[Structured figure records]
• • • • •
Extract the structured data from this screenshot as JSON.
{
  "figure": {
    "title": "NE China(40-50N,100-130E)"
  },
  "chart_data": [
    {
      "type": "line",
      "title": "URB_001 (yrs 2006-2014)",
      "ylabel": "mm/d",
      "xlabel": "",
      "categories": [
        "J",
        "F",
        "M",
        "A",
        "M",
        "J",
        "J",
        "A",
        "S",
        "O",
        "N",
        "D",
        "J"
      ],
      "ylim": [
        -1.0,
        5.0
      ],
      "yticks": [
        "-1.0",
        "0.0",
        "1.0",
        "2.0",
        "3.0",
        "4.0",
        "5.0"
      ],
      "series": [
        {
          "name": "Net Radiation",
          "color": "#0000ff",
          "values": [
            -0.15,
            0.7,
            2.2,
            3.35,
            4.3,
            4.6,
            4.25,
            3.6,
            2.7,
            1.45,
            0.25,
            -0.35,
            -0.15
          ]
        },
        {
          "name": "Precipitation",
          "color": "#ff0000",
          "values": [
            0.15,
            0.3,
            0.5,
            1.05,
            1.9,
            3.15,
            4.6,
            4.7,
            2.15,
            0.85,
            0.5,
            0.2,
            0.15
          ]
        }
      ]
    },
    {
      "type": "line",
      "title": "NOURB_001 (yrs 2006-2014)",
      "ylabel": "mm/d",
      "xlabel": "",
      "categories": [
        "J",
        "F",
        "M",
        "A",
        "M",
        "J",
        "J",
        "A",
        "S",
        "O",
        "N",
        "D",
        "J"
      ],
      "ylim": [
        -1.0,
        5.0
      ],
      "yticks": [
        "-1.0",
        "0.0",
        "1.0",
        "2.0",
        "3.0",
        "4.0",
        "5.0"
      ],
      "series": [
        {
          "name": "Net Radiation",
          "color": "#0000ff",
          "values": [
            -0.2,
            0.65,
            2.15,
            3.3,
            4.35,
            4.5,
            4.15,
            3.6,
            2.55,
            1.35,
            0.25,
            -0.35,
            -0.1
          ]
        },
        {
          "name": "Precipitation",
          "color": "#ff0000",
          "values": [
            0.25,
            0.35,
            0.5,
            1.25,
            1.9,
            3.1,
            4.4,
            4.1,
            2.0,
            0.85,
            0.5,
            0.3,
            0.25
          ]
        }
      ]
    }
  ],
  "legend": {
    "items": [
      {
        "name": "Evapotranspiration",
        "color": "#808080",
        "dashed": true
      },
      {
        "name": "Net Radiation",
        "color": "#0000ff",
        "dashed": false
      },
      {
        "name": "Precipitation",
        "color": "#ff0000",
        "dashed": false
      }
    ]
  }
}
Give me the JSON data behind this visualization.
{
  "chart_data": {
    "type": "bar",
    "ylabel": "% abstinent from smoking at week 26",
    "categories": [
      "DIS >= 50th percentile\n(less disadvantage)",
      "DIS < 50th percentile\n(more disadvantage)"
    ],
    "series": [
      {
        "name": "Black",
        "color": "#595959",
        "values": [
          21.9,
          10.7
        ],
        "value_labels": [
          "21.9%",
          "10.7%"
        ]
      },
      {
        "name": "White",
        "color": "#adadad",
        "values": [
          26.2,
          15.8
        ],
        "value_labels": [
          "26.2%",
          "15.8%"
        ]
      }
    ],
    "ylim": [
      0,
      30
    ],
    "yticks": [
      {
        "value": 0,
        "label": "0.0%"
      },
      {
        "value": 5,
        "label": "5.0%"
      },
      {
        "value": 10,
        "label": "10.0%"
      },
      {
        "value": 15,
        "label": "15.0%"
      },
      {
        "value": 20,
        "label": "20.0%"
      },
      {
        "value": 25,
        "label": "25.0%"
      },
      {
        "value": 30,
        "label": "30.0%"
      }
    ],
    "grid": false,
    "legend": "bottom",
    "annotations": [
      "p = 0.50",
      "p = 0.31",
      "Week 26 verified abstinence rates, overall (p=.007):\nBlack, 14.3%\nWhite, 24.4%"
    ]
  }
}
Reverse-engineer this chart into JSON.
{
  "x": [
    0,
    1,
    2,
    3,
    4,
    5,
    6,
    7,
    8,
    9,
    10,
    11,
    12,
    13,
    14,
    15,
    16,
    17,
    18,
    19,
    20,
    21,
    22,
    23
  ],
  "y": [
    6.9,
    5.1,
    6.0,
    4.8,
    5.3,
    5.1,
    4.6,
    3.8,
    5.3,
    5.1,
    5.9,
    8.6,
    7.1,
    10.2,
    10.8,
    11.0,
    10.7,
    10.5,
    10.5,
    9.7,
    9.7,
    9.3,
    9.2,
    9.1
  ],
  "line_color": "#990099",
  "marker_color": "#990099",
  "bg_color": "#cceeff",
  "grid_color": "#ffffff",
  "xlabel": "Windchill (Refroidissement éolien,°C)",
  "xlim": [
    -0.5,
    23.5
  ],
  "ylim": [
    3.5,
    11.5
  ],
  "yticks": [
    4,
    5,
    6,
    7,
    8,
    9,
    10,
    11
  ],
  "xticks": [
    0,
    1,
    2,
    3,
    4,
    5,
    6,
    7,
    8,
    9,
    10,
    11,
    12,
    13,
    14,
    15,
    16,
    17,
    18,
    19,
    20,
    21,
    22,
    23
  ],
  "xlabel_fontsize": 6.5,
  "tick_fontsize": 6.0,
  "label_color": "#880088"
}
• • • • •
**Prompt**
Look above for the line containing "Reverse-engineer this chart into JSON.", then transcribe it and all lines after it through the last, exactly and with nothing else.

**Final result**
Reverse-engineer this chart into JSON.
{
  "x": [
    0,
    1,
    2,
    3,
    4,
    5,
    6,
    7,
    8,
    9,
    10,
    11,
    12,
    13,
    14,
    15,
    16,
    17,
    18,
    19,
    20,
    21,
    22,
    23
  ],
  "y": [
    6.9,
    5.1,
    6.0,
    4.8,
    5.3,
    5.1,
    4.6,
    3.8,
    5.3,
    5.1,
    5.9,
    8.6,
    7.1,
    10.2,
    10.8,
    11.0,
    10.7,
    10.5,
    10.5,
    9.7,
    9.7,
    9.3,
    9.2,
    9.1
  ],
  "line_color": "#990099",
  "marker_color": "#990099",
  "bg_color": "#cceeff",
  "grid_color": "#ffffff",
  "xlabel": "Windchill (Refroidissement éolien,°C)",
  "xlim": [
    -0.5,
    23.5
  ],
  "ylim": [
    3.5,
    11.5
  ],
  "yticks": [
    4,
    5,
    6,
    7,
    8,
    9,
    10,
    11
  ],
  "xticks": [
    0,
    1,
    2,
    3,
    4,
    5,
    6,
    7,
    8,
    9,
    10,
    11,
    12,
    13,
    14,
    15,
    16,
    17,
    18,
    19,
    20,
    21,
    22,
    23
  ],
  "xlabel_fontsize": 6.5,
  "tick_fontsize": 6.0,
  "label_color": "#880088"
}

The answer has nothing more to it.